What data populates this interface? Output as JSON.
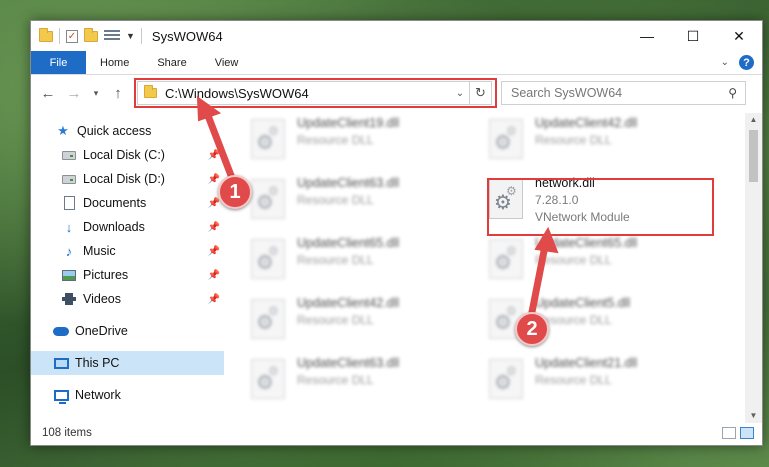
{
  "window": {
    "title": "SysWOW64",
    "controls": {
      "minimize": "—",
      "maximize": "☐",
      "close": "✕"
    }
  },
  "ribbon": {
    "tabs": [
      "File",
      "Home",
      "Share",
      "View"
    ],
    "help": "?"
  },
  "address_bar": {
    "path": "C:\\Windows\\SysWOW64",
    "search_placeholder": "Search SysWOW64"
  },
  "nav_pane": {
    "items": [
      {
        "label": "Quick access",
        "icon": "star-icon",
        "pinned": false
      },
      {
        "label": "Local Disk (C:)",
        "icon": "disk-icon",
        "pinned": true
      },
      {
        "label": "Local Disk (D:)",
        "icon": "disk-icon",
        "pinned": true
      },
      {
        "label": "Documents",
        "icon": "documents-icon",
        "pinned": true
      },
      {
        "label": "Downloads",
        "icon": "downloads-icon",
        "pinned": true
      },
      {
        "label": "Music",
        "icon": "music-icon",
        "pinned": true
      },
      {
        "label": "Pictures",
        "icon": "pictures-icon",
        "pinned": true
      },
      {
        "label": "Videos",
        "icon": "videos-icon",
        "pinned": true
      },
      {
        "label": "OneDrive",
        "icon": "onedrive-icon",
        "pinned": false
      },
      {
        "label": "This PC",
        "icon": "pc-icon",
        "pinned": false,
        "selected": true
      },
      {
        "label": "Network",
        "icon": "network-icon",
        "pinned": false
      }
    ]
  },
  "files": {
    "col1": [
      {
        "name": "UpdateClient19.dll",
        "sub": "Resource DLL"
      },
      {
        "name": "UpdateClient63.dll",
        "sub": "Resource DLL"
      },
      {
        "name": "UpdateClient65.dll",
        "sub": "Resource DLL"
      },
      {
        "name": "UpdateClient42.dll",
        "sub": "Resource DLL"
      },
      {
        "name": "UpdateClient63.dll",
        "sub": "Resource DLL"
      }
    ],
    "col2": [
      {
        "name": "UpdateClient42.dll",
        "sub": "Resource DLL"
      },
      {
        "name": "network.dll",
        "version": "7.28.1.0",
        "sub": "VNetwork Module",
        "highlighted": true
      },
      {
        "name": "UpdateClient65.dll",
        "sub": "Resource DLL"
      },
      {
        "name": "UpdateClient5.dll",
        "sub": "Resource DLL"
      },
      {
        "name": "UpdateClient21.dll",
        "sub": "Resource DLL"
      }
    ]
  },
  "status": {
    "item_count": "108 items"
  },
  "annotations": {
    "marker1": "1",
    "marker2": "2",
    "color": "#e04a4a"
  }
}
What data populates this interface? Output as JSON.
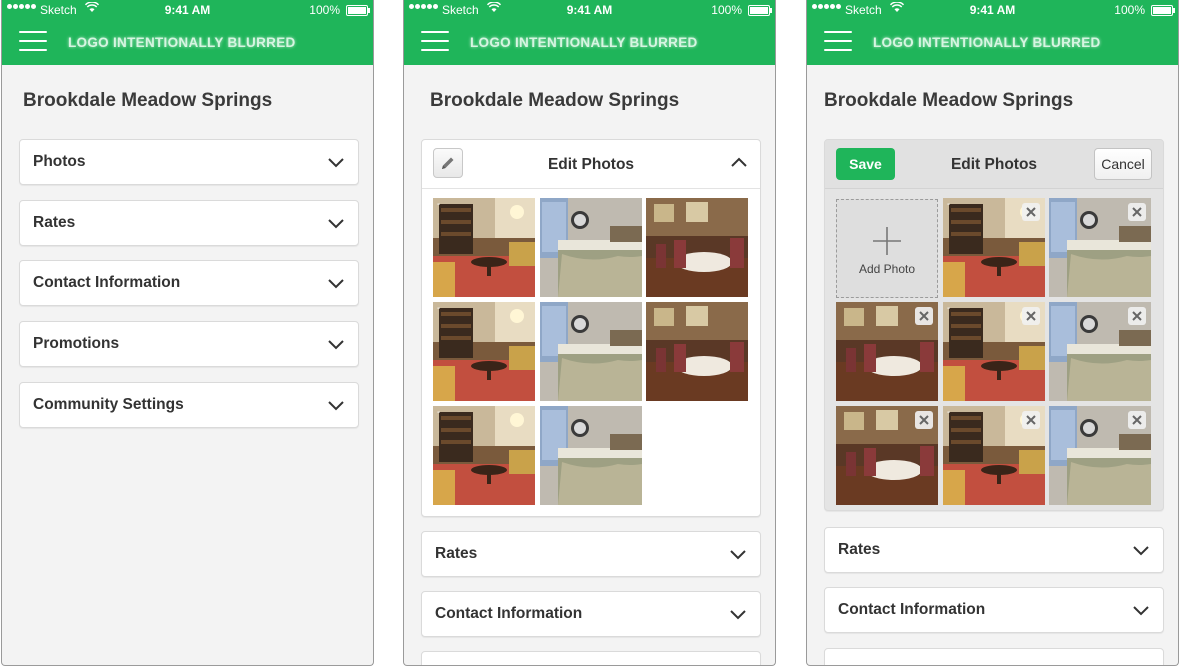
{
  "status": {
    "carrier": "Sketch",
    "time": "9:41 AM",
    "battery": "100%"
  },
  "logo": "LOGO INTENTIONALLY BLURRED",
  "page_title": "Brookdale Meadow Springs",
  "sections": {
    "photos": "Photos",
    "rates": "Rates",
    "contact": "Contact Information",
    "promotions": "Promotions",
    "settings": "Community Settings"
  },
  "edit": {
    "title": "Edit Photos",
    "save": "Save",
    "cancel": "Cancel",
    "add_photo": "Add Photo"
  },
  "photo_kinds": [
    "living-room",
    "bedroom",
    "dining-room",
    "living-room",
    "bedroom",
    "dining-room",
    "living-room",
    "bedroom"
  ],
  "colors": {
    "brand": "#1fb55a"
  }
}
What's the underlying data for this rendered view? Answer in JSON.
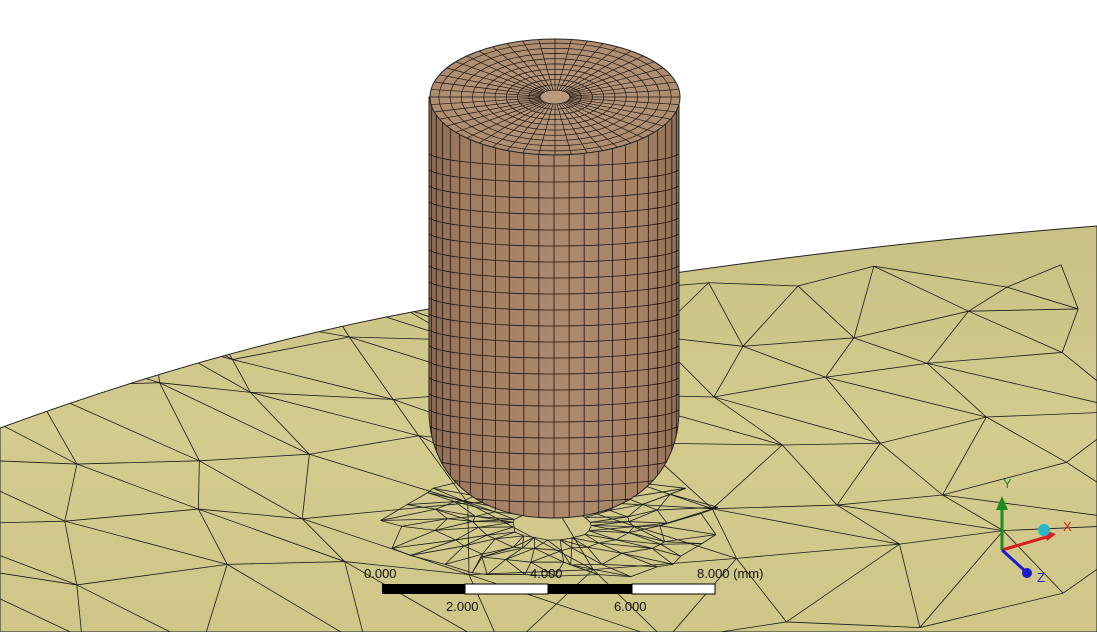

--------------------------------

→ **WORK TO DO**: Give back the entries verbatim. Do not include any picture.

→ **RIGHT ANSWER**:
What data populates this interface? Output as JSON.
{
  "window": {
    "title": "SysWOW64",
    "controls": {
      "minimize": "—",
      "maximize": "☐",
      "close": "✕"
    }
  },
  "ribbon": {
    "tabs": [
      "File",
      "Home",
      "Share",
      "View"
    ],
    "help": "?"
  },
  "address_bar": {
    "path": "C:\\Windows\\SysWOW64",
    "search_placeholder": "Search SysWOW64"
  },
  "nav_pane": {
    "items": [
      {
        "label": "Quick access",
        "icon": "star-icon",
        "pinned": false
      },
      {
        "label": "Local Disk (C:)",
        "icon": "disk-icon",
        "pinned": true
      },
      {
        "label": "Local Disk (D:)",
        "icon": "disk-icon",
        "pinned": true
      },
      {
        "label": "Documents",
        "icon": "documents-icon",
        "pinned": true
      },
      {
        "label": "Downloads",
        "icon": "downloads-icon",
        "pinned": true
      },
      {
        "label": "Music",
        "icon": "music-icon",
        "pinned": true
      },
      {
        "label": "Pictures",
        "icon": "pictures-icon",
        "pinned": true
      },
      {
        "label": "Videos",
        "icon": "videos-icon",
        "pinned": true
      },
      {
        "label": "OneDrive",
        "icon": "onedrive-icon",
        "pinned": false
      },
      {
        "label": "This PC",
        "icon": "pc-icon",
        "pinned": false,
        "selected": true
      },
      {
        "label": "Network",
        "icon": "network-icon",
        "pinned": false
      }
    ]
  },
  "files": {
    "col1": [
      {
        "name": "UpdateClient19.dll",
        "sub": "Resource DLL"
      },
      {
        "name": "UpdateClient63.dll",
        "sub": "Resource DLL"
      },
      {
        "name": "UpdateClient65.dll",
        "sub": "Resource DLL"
      },
      {
        "name": "UpdateClient42.dll",
        "sub": "Resource DLL"
      },
      {
        "name": "UpdateClient63.dll",
        "sub": "Resource DLL"
      }
    ],
    "col2": [
      {
        "name": "UpdateClient42.dll",
        "sub": "Resource DLL"
      },
      {
        "name": "network.dll",
        "version": "7.28.1.0",
        "sub": "VNetwork Module",
        "highlighted": true
      },
      {
        "name": "UpdateClient65.dll",
        "sub": "Resource DLL"
      },
      {
        "name": "UpdateClient5.dll",
        "sub": "Resource DLL"
      },
      {
        "name": "UpdateClient21.dll",
        "sub": "Resource DLL"
      }
    ]
  },
  "status": {
    "item_count": "108 items"
  },
  "annotations": {
    "marker1": "1",
    "marker2": "2",
    "color": "#e04a4a"
  }
}
What data populates this interface? Output as JSON.
{
  "status": {
    "carrier": "Sketch",
    "time": "9:41 AM",
    "battery": "100%"
  },
  "logo": "LOGO INTENTIONALLY BLURRED",
  "page_title": "Brookdale Meadow Springs",
  "sections": {
    "photos": "Photos",
    "rates": "Rates",
    "contact": "Contact Information",
    "promotions": "Promotions",
    "settings": "Community Settings"
  },
  "edit": {
    "title": "Edit Photos",
    "save": "Save",
    "cancel": "Cancel",
    "add_photo": "Add Photo"
  },
  "photo_kinds": [
    "living-room",
    "bedroom",
    "dining-room",
    "living-room",
    "bedroom",
    "dining-room",
    "living-room",
    "bedroom"
  ],
  "colors": {
    "brand": "#1fb55a"
  }
}
What's the underlying data for this rendered view? Answer in JSON.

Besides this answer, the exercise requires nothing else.